### Problem to solve
Where a line contains the word "name", copy that line in full.

### Part of a data file
—————
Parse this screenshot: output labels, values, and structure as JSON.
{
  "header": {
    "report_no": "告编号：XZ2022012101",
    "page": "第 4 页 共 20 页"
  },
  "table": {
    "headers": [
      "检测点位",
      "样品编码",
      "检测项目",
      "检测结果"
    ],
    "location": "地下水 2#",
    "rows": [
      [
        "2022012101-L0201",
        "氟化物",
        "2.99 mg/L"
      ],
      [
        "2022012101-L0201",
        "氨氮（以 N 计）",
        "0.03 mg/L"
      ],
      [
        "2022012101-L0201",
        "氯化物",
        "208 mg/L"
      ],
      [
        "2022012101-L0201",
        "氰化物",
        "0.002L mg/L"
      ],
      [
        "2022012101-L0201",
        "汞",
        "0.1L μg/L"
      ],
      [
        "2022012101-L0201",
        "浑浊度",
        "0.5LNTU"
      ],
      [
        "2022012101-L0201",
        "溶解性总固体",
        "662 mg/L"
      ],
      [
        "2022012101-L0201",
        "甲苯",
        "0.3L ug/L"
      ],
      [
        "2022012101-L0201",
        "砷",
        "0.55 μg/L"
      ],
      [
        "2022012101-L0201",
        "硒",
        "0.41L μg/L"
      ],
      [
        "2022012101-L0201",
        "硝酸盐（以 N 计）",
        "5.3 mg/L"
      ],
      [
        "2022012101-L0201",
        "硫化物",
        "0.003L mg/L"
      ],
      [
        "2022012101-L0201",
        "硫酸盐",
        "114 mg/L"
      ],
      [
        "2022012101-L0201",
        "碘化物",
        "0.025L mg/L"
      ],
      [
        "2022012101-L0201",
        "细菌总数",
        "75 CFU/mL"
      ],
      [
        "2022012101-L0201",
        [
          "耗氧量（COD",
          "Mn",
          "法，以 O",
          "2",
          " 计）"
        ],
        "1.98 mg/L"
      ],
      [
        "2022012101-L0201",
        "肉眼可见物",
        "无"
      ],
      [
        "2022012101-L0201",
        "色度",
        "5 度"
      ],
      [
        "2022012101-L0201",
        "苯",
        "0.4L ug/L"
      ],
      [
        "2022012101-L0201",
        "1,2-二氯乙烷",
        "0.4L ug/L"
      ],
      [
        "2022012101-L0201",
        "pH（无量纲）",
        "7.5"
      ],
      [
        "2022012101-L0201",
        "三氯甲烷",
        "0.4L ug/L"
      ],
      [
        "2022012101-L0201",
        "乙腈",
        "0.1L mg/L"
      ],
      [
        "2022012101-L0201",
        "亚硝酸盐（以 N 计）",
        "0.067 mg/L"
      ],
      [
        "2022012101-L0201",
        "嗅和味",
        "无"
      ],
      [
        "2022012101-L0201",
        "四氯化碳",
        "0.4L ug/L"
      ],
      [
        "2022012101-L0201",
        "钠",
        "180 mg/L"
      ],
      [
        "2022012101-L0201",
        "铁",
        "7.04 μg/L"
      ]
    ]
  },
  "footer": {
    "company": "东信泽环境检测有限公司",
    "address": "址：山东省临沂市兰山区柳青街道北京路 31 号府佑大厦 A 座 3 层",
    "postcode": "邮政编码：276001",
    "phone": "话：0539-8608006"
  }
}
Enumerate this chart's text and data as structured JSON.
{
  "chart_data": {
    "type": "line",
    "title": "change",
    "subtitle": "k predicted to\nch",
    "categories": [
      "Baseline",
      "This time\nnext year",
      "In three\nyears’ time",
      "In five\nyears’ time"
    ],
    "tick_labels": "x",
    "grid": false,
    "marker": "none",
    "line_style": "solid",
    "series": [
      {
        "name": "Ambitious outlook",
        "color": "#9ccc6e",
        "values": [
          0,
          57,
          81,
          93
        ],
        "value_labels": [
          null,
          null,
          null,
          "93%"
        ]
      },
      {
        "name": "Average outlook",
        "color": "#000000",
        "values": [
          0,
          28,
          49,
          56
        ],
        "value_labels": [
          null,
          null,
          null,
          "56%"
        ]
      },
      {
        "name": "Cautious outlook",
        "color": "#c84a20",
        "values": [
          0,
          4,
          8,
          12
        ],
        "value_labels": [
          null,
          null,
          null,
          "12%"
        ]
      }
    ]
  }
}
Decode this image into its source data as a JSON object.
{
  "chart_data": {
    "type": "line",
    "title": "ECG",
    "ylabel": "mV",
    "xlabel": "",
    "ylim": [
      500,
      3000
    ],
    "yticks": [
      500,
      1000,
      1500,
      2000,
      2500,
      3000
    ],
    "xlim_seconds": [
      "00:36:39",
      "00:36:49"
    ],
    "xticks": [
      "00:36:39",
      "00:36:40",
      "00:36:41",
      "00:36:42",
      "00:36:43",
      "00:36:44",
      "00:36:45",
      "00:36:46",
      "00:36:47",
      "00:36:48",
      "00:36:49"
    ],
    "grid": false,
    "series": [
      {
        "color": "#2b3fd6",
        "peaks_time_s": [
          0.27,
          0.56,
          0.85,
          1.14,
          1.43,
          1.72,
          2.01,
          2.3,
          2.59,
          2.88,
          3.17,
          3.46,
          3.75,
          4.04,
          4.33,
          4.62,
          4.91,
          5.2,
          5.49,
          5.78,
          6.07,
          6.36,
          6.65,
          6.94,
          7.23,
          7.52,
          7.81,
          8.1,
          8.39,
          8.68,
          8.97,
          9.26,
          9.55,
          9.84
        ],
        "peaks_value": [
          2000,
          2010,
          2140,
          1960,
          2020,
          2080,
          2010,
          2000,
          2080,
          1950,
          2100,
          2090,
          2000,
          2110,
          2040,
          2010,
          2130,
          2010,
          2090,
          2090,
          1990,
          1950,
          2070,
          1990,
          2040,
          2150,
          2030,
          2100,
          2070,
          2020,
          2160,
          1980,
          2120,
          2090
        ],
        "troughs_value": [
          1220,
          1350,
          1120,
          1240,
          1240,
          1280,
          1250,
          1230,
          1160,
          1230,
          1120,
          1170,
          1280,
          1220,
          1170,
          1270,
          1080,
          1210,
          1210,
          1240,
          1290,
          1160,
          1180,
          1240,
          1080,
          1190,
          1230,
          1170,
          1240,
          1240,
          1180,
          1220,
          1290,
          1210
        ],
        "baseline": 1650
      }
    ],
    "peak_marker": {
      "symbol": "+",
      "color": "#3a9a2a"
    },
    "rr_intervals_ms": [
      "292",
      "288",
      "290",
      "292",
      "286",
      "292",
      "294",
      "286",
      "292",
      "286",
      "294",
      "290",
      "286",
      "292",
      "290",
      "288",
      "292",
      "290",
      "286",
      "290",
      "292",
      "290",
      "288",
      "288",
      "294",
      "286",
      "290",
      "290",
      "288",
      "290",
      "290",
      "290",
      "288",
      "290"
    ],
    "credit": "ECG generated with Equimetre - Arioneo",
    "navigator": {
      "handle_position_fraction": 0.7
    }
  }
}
—————
### Written answer
        "name": "Ambitious outlook",
        "name": "Average outlook",
        "name": "Cautious outlook",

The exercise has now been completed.